» REQUIRED WORK
In the entries below, count each line holding the word "this". Answer with the total alone.
━━━━━ PROVIDED DATA
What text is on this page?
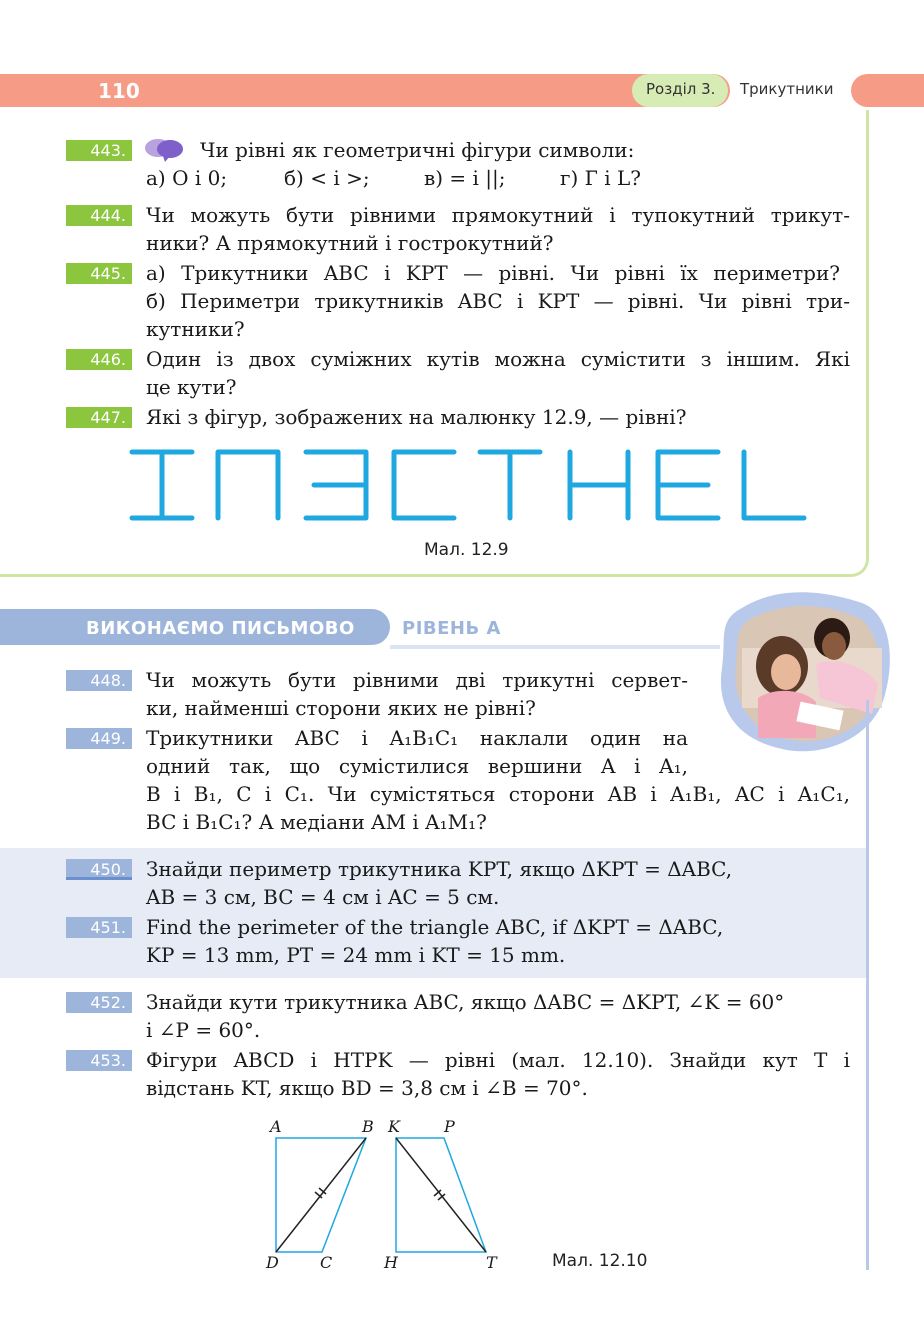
110	Розділ 3. Трикутники
443.	Чи рівні як геометричні фігури символи:
а) O і 0;	б) < і >;	в) = і ||;	г) Г і L?
444.	Чи можуть бути рівними прямокутний і тупокутний трикут-
ники? А прямокутний і гострокутний?
445.	а) Трикутники ABC і KPT — рівні. Чи рівні їх периметри?
б) Периметри трикутників ABC і KPT — рівні. Чи рівні три-
кутники?
446.	Один із двох суміжних кутів можна сумістити з іншим. Які
це кути?
447.	Які з фігур, зображених на малюнку 12.9, — рівні?
Мал. 12.9
ВИКОНАЄМО ПИСЬМОВО	РІВЕНЬ А
448.	Чи можуть бути рівними дві трикутні сервет-
ки, найменші сторони яких не рівні?
449.	Трикутники ABC і A₁B₁C₁ наклали один на
одний так, що сумістилися вершини A і A₁,
B і B₁, C і C₁. Чи сумістяться сторони AB і A₁B₁, AC і A₁C₁,
BC і B₁C₁? А медіани AM і A₁M₁?
450.	Знайди периметр трикутника KPT, якщо ΔKPT = ΔABC,
AB = 3 см, BC = 4 см і AC = 5 см.
451.	Find the perimeter of the triangle ABC, if ΔKPT = ΔABC,
KP = 13 mm, PT = 24 mm і KT = 15 mm.
452.	Знайди кути трикутника ABC, якщо ΔABC = ΔKPT, ∠K = 60°
і ∠P = 60°.
453.	Фігури ABCD і HTPK — рівні (мал. 12.10). Знайди кут T і
відстань KT, якщо BD = 3,8 см і ∠B = 70°.
A	B K	P
D	C	H	T	Мал. 12.10
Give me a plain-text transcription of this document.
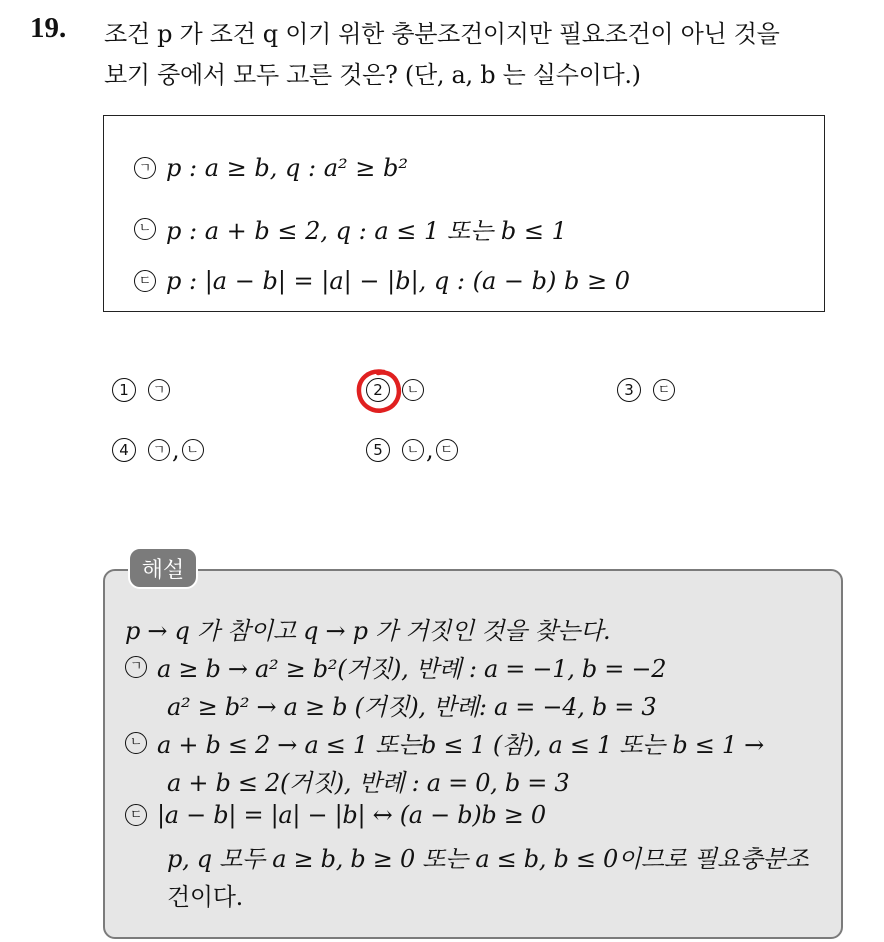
19. 조건 p 가 조건 q 이기 위한 충분조건이지만 필요조건이 아닌 것을
보기 중에서 모두 고른 것은? (단, a, b 는 실수이다.)
ㄱ p : a ≥ b, q : a² ≥ b²
ㄴ p : a + b ≤ 2, q : a ≤ 1 또는 b ≤ 1
ㄷ p : |a − b| = |a| − |b|, q : (a − b) b ≥ 0
1	ㄱ	2	ㄴ	3	ㄷ
4	ㄱ , ㄴ	5	ㄴ , ㄷ
해설
p → q 가 참이고 q → p 가 거짓인 것을 찾는다.
ㄱ a ≥ b → a² ≥ b²(거짓), 반례 : a = −1, b = −2
a² ≥ b² → a ≥ b (거짓), 반례: a = −4, b = 3
ㄴ a + b ≤ 2 → a ≤ 1 또는b ≤ 1 (참), a ≤ 1 또는 b ≤ 1 →
a + b ≤ 2(거짓), 반례 : a = 0, b = 3
ㄷ |a − b| = |a| − |b| ↔ (a − b)b ≥ 0
p, q 모두 a ≥ b, b ≥ 0 또는 a ≤ b, b ≤ 0이므로 필요충분조
건이다.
━━━━━━━━━━
» SOLVED PROBLEM
2